→ **Consignes**:
- a) Recopiez le passage de l'article sur l'accident de l'A9 compris entre "Le drame a causé" et "commandant Eric-Pierre Molowa.", ces deux segments inclus.
- b) D'après l'article sur l'accident de l'A9, quel taux d'alcool avait dans le sang le chauffeur du Trafic ?

→ **Texte à analyser**:
──────────
Le drame a causé la mort de 7 personnes © LCIInfo LCI - Les prélèvements sanguins ont parlé. Le chauffeur du Trafic à l'origine de l'accident mortel lundi après-midi sur l'A9 avait 1,05 grammes d'alcool dans le sang, au lieu des 0,5 gr autorisés. De plus, l'homme de 69 ans conduisait sans permis. Selon le correspondant de LCI citant des gendarmes, il ne l'avait jamais passé. "Ce taux d'alcoolémie pourrait bien évidemment expliquer l'accident", a commenté le commandant Eric-Pierre Molowa.
Le drame s'est déroulé vers 16 heures quand le minibus qui "circulait sur la voie centrale, a fait une embardée sur la droite puis sur la gauche à une vitesse semble-t-il normale", indiquait la gendarmerie peu après la collision. La camionnette a heurté deux voitures venant en sens inverse. Le taux d'alcoolémie du conducteur d'une des voitures percutées par le minibus s'est révélé égal à "zéro".
──────────
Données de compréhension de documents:
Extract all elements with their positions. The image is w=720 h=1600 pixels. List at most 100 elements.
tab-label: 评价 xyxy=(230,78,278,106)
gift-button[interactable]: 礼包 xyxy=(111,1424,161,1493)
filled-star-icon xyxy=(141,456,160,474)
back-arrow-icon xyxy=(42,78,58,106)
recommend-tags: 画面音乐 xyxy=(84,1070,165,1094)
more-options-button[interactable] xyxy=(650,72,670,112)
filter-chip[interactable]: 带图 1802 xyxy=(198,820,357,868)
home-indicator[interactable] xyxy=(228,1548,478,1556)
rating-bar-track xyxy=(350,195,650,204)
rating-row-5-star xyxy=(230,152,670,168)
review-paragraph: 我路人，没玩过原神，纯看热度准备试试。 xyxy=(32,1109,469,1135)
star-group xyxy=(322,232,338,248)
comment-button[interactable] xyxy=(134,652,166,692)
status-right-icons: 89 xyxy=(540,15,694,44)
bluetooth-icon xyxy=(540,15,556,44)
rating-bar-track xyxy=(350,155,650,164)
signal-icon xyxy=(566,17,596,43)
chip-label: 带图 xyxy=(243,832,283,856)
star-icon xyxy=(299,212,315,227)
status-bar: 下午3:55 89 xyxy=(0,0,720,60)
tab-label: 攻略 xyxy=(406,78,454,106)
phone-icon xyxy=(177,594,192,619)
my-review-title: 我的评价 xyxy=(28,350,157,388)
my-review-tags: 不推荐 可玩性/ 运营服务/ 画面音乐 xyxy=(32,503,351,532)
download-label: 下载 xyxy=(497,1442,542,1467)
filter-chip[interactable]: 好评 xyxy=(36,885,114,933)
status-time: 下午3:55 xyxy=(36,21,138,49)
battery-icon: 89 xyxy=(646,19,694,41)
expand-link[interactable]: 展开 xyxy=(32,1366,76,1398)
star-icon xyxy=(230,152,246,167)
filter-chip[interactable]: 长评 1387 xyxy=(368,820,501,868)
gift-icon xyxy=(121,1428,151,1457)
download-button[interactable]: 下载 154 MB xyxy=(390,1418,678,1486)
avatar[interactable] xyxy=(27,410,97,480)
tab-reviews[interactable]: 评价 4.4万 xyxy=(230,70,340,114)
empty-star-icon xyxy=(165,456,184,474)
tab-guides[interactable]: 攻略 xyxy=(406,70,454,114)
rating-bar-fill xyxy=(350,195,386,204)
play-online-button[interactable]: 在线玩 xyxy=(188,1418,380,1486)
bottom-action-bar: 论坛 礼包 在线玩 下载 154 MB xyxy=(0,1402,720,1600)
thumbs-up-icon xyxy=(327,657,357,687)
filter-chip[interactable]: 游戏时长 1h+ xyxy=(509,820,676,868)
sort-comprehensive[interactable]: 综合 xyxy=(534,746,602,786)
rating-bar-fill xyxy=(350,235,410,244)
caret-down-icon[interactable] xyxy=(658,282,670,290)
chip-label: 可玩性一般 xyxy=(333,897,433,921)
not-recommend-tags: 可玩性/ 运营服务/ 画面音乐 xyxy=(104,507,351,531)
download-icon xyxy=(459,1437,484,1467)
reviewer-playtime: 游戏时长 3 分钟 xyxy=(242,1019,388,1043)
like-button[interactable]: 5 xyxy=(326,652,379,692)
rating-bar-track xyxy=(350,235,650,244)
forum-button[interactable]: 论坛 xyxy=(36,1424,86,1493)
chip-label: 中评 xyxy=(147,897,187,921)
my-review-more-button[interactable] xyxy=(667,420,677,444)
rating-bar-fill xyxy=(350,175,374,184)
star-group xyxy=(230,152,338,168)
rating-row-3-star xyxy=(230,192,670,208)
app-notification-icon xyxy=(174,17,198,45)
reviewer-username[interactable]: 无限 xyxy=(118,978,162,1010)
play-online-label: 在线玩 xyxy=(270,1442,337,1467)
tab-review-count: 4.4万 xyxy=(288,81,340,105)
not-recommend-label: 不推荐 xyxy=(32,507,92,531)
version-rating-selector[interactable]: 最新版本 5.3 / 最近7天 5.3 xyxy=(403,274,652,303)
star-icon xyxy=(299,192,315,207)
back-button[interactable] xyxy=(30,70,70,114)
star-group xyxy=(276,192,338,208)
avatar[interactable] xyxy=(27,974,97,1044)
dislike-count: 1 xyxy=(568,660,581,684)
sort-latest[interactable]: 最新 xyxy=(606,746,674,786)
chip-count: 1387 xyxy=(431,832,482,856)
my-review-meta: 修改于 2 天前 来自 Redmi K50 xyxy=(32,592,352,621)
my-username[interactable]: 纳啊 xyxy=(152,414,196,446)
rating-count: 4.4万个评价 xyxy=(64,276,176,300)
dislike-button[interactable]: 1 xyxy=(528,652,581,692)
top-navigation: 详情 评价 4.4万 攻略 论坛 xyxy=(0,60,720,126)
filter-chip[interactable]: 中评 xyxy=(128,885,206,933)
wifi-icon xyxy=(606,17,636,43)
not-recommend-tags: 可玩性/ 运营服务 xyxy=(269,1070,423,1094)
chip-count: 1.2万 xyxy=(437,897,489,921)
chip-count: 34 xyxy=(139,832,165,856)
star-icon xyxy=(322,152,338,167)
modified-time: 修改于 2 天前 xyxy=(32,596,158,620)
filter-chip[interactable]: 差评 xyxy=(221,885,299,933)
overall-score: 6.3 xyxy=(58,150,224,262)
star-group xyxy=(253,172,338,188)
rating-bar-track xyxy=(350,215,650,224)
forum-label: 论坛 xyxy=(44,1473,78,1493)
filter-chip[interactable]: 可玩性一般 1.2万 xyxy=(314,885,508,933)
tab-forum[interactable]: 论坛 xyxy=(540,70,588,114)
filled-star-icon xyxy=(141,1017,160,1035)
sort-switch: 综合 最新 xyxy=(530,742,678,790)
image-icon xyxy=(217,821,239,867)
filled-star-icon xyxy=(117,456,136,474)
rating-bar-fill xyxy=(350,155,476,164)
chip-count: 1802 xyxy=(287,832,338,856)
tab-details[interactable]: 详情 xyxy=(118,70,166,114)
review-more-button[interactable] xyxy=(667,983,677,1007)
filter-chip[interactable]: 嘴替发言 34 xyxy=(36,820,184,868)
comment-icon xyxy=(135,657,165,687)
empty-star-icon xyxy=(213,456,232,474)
──────────
→ **Réponses fournies**:
- a)
Le drame a causé la mort de 7 personnes © LCIInfo LCI - Les prélèvements sanguins ont parlé. Le chauffeur du Trafic à l'origine de l'accident mortel lundi après-midi sur l'A9 avait 1,05 grammes d'alcool dans le sang, au lieu des 0,5 gr autorisés. De plus, l'homme de 69 ans conduisait sans permis. Selon le correspondant de LCI citant des gendarmes, il ne l'avait jamais passé. "Ce taux d'alcoolémie pourrait bien évidemment expliquer l'accident", a commenté le commandant Eric-Pierre Molowa.

- b) 1,05 grammes d'alcool dans le sang.